-----BEGIN PGP SIGNED MESSAGE----- [ To: Cryptography, cypherpunks ## Date: 10/10/97 ## Subject: Re: Defeating MITM with Eric's Secure Phone ]

Date: Thu, 9 Oct 1997 21:02:53 -0700 From: Bill Frantz <frantz@netcom.com> Subject: Re: Defeating MITM with Eric's Secure Phone Cc: cryptography@c2.net, cypherpunks@Algebra.COM

I wrote (and Bill commented on):

...

1. Exchange PGP-encrypted e-mail establishing a set of sixteen different words, labeled for 0..f in each direction. Thus:

0. Dilbert 1. Alpha 2. Cable 3. Swordsman ... f. Marxist

Now, the checksum reading is very hard to spoof. Suppose I get 0x33f. I say ``My checksum is Swordsman Swordsman Marxist, or 33f.''

Bill responded with some nice reasoning:

Assume that the contents of the paper are secret between Alice and Bob. When Alice calls Bob, she reads the word coresponding to the first digit of the checksum. Either Mallory is in the middle or he isn't. If he isn't, no problem. The word list remains secure.

# PROVIDED RECORDS:

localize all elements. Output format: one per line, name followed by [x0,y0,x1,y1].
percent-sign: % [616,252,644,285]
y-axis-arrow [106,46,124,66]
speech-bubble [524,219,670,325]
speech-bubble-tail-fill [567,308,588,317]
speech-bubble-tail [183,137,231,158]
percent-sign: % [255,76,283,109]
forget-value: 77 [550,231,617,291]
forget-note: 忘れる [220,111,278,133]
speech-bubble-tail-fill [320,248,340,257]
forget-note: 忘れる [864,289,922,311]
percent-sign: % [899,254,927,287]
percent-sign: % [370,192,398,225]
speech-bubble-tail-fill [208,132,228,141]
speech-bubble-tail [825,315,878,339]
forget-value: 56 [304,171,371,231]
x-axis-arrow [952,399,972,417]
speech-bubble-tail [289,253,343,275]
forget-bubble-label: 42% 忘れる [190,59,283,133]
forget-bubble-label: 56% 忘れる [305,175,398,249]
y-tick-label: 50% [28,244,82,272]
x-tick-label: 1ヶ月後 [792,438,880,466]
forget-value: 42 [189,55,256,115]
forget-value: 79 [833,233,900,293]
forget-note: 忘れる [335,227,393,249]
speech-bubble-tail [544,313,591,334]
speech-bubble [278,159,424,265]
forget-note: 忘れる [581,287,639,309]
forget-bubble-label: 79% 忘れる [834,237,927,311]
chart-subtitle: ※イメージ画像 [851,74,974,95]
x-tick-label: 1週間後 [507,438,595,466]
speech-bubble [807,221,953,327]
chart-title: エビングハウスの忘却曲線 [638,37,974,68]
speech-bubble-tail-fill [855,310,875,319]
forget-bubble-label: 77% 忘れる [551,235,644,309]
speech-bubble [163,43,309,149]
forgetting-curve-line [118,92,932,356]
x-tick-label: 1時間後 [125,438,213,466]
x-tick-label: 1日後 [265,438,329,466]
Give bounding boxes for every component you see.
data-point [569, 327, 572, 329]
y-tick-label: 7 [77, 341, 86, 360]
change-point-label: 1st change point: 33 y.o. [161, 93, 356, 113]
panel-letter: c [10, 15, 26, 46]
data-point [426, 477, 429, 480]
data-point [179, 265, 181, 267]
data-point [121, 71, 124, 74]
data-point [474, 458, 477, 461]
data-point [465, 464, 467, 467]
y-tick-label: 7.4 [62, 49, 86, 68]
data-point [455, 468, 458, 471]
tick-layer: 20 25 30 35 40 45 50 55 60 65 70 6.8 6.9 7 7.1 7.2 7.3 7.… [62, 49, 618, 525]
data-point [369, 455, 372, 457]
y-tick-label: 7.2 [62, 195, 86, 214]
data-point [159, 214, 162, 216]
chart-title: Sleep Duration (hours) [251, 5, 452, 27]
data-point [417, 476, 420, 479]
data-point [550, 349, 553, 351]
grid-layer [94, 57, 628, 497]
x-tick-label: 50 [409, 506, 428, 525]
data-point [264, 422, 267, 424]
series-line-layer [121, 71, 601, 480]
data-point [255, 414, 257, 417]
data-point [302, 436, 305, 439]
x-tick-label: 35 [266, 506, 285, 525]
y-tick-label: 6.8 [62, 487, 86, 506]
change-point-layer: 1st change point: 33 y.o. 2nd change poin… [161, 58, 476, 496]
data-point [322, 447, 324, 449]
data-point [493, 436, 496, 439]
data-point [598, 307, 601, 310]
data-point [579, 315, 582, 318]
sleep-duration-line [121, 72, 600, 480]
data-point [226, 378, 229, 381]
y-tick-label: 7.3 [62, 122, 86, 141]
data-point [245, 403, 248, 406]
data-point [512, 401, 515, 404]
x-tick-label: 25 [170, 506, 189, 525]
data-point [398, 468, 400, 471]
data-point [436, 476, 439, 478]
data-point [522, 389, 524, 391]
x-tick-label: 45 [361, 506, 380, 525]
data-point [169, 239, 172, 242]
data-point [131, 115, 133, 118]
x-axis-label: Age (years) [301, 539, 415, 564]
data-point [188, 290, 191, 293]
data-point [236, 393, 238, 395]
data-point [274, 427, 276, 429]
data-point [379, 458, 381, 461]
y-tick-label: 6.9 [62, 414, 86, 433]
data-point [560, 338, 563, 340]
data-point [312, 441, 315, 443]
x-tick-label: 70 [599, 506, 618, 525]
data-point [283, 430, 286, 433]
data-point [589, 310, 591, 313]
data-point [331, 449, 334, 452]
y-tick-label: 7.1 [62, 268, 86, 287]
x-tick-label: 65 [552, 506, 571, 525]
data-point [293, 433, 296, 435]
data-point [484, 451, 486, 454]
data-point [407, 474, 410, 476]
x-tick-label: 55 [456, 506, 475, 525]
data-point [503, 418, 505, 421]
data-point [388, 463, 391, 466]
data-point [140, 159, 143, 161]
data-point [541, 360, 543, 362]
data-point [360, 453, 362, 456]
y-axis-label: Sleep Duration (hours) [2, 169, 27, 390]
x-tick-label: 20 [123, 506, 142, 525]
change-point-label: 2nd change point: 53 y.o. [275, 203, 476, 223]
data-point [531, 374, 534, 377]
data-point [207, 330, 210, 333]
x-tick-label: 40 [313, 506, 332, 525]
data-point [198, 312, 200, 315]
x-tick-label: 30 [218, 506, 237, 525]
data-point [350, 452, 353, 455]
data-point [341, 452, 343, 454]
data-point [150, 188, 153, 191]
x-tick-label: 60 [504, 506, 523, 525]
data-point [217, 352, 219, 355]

# PROBLEM STATEMENT:
Pick up the mailing-list post on defeating man-in-the-middle attacks with Eric's Secure Phone right after its last sentence and continue writing it.

# EXERCISE RESULT:
If he is in the middle, he has 15 chances in 16 of being caught on the first exchange. He only survives if the first digit of the Alice-Mallory connection is the same as the first digit of the Mallory-Bob connection. He now knows the word for one value and can continue to play 1 out of 16 times.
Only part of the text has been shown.